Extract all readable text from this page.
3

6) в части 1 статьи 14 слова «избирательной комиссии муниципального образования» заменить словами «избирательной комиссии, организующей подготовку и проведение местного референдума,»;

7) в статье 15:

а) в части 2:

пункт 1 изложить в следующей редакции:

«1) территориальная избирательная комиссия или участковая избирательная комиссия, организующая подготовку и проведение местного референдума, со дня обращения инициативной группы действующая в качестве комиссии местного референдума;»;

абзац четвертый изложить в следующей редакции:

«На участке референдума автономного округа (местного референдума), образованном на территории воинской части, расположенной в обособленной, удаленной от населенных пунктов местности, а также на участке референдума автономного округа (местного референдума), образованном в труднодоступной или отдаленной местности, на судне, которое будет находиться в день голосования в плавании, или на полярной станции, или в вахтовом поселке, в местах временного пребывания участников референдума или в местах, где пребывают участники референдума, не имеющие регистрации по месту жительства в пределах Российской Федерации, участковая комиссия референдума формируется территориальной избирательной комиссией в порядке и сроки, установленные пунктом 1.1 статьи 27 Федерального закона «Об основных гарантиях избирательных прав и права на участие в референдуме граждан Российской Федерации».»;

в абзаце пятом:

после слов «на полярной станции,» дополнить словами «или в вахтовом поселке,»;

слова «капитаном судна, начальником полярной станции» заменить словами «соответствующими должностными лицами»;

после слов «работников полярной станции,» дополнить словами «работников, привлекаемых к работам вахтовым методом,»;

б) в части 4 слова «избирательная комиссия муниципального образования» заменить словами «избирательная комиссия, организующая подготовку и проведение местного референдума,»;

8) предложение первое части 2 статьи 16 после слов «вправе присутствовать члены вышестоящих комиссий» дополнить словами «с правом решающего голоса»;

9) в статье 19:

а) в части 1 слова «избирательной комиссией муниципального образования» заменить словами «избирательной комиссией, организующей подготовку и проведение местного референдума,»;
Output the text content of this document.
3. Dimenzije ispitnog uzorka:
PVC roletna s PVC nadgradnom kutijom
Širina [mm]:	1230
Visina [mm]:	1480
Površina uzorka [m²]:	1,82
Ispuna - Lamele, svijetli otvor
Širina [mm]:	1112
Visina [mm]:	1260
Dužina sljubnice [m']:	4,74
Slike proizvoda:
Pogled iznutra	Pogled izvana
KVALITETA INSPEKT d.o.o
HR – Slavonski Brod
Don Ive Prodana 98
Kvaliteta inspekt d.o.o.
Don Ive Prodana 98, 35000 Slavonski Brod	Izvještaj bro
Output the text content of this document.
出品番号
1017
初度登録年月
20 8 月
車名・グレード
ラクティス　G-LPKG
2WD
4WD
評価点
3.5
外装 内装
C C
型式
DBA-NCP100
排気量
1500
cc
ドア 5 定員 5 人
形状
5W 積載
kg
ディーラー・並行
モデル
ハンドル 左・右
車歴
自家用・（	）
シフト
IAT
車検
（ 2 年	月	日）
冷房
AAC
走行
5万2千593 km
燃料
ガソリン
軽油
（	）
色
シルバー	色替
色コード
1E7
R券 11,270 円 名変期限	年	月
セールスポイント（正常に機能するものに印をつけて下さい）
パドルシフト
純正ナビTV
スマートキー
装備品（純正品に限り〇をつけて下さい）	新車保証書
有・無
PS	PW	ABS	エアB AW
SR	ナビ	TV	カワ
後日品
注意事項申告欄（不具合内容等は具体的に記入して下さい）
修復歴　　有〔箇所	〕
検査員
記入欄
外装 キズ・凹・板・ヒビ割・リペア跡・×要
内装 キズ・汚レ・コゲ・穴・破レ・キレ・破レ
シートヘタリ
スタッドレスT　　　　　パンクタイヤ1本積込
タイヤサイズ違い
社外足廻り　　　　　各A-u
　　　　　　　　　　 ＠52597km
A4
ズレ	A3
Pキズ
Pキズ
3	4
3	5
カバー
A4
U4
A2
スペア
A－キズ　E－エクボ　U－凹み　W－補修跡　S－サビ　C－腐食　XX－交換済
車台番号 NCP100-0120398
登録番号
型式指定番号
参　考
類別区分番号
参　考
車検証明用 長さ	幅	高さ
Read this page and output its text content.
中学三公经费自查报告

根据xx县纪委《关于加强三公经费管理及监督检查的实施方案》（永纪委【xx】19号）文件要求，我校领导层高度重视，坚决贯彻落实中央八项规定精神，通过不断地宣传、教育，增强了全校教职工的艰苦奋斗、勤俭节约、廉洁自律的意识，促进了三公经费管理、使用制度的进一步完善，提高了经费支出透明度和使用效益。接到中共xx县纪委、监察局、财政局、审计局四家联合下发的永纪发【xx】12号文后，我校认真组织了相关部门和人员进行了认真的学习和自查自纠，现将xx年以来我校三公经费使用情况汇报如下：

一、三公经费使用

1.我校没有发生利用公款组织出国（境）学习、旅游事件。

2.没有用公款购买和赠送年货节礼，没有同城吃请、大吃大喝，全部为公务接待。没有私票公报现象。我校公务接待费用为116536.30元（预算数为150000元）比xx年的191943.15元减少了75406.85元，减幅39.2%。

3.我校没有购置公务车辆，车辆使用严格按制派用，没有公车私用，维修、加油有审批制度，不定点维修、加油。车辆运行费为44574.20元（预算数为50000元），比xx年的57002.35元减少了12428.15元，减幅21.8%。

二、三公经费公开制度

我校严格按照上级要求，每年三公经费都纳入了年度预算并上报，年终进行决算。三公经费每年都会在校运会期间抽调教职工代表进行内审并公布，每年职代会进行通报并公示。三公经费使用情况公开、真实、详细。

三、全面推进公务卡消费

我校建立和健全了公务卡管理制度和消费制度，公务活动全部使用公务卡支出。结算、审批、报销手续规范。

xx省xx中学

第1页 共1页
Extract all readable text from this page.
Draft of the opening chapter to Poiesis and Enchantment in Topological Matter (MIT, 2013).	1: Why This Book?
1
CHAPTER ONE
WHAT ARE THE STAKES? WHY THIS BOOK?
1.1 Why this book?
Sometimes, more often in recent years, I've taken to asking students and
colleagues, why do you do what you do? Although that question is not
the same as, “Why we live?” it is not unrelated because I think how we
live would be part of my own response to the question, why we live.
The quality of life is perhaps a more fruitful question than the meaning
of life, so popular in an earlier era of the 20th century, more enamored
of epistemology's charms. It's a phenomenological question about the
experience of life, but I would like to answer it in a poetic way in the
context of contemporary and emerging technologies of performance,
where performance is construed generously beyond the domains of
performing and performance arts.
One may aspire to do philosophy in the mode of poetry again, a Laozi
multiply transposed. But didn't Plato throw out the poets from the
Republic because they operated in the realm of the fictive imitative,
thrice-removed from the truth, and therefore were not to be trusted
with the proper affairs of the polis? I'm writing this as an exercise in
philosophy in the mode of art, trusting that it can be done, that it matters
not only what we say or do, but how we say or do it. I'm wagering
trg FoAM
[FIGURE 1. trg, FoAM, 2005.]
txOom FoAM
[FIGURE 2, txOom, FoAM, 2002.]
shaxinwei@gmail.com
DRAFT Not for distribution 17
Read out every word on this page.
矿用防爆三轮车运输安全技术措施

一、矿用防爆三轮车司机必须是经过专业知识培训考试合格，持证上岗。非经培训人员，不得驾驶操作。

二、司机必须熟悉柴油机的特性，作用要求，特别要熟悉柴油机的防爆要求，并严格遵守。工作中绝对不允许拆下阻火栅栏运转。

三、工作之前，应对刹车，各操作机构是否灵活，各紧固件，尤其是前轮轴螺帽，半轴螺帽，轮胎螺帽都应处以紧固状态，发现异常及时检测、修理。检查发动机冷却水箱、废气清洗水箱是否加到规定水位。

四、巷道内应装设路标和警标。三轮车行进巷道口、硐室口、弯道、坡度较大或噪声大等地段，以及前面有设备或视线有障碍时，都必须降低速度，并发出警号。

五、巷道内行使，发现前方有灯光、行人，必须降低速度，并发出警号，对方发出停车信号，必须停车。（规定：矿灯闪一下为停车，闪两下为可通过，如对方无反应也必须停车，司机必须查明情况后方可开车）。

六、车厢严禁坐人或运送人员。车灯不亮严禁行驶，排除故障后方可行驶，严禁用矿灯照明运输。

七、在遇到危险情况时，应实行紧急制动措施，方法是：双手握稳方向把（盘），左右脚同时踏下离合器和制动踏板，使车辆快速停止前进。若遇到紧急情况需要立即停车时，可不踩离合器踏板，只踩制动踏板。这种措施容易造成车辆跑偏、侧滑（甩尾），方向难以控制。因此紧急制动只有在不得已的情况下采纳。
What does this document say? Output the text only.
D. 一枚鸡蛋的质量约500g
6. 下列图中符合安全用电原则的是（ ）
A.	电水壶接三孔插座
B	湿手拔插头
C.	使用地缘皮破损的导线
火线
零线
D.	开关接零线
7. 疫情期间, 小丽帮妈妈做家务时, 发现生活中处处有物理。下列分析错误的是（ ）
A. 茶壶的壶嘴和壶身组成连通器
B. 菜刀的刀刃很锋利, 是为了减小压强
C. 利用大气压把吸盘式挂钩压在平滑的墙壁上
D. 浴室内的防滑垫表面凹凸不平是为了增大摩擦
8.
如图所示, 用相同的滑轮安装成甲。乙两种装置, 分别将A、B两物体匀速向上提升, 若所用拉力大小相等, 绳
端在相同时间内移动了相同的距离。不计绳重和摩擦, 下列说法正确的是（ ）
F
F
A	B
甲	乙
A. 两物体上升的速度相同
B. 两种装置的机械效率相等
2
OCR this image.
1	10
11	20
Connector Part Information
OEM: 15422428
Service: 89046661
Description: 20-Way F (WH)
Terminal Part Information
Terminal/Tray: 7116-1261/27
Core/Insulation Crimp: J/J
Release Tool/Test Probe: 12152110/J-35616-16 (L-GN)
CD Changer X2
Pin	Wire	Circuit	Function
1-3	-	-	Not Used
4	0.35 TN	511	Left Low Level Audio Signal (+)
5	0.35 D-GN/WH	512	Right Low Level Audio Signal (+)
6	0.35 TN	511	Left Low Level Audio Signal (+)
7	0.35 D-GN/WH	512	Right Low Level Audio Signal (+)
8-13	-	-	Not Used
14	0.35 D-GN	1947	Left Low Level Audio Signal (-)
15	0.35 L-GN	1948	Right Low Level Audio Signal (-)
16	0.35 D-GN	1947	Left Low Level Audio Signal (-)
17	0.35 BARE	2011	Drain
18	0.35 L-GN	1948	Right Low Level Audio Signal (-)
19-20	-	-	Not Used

○ ○ ○ ○ ○ ○ ○

▸ **Problem requirements**:
Everything from the line containing "What does this" to the end of the records must be written out exactly; include both of those lines and no others.

▸ **Response to this task**:
What does this document say? Output the text only.
D. 一枚鸡蛋的质量约500g
6. 下列图中符合安全用电原则的是（ ）
A.	电水壶接三孔插座
B	湿手拔插头
C.	使用地缘皮破损的导线
火线
零线
D.	开关接零线
7. 疫情期间, 小丽帮妈妈做家务时, 发现生活中处处有物理。下列分析错误的是（ ）
A. 茶壶的壶嘴和壶身组成连通器
B. 菜刀的刀刃很锋利, 是为了减小压强
C. 利用大气压把吸盘式挂钩压在平滑的墙壁上
D. 浴室内的防滑垫表面凹凸不平是为了增大摩擦
8.
如图所示, 用相同的滑轮安装成甲。乙两种装置, 分别将A、B两物体匀速向上提升, 若所用拉力大小相等, 绳
端在相同时间内移动了相同的距离。不计绳重和摩擦, 下列说法正确的是（ ）
F
F
A	B
甲	乙
A. 两物体上升的速度相同
B. 两种装置的机械效率相等
2
OCR this image.
1	10
11	20
Connector Part Information
OEM: 15422428
Service: 89046661
Description: 20-Way F (WH)
Terminal Part Information
Terminal/Tray: 7116-1261/27
Core/Insulation Crimp: J/J
Release Tool/Test Probe: 12152110/J-35616-16 (L-GN)
CD Changer X2
Pin	Wire	Circuit	Function
1-3	-	-	Not Used
4	0.35 TN	511	Left Low Level Audio Signal (+)
5	0.35 D-GN/WH	512	Right Low Level Audio Signal (+)
6	0.35 TN	511	Left Low Level Audio Signal (+)
7	0.35 D-GN/WH	512	Right Low Level Audio Signal (+)
8-13	-	-	Not Used
14	0.35 D-GN	1947	Left Low Level Audio Signal (-)
15	0.35 L-GN	1948	Right Low Level Audio Signal (-)
16	0.35 D-GN	1947	Left Low Level Audio Signal (-)
17	0.35 BARE	2011	Drain
18	0.35 L-GN	1948	Right Low Level Audio Signal (-)
19-20	-	-	Not Used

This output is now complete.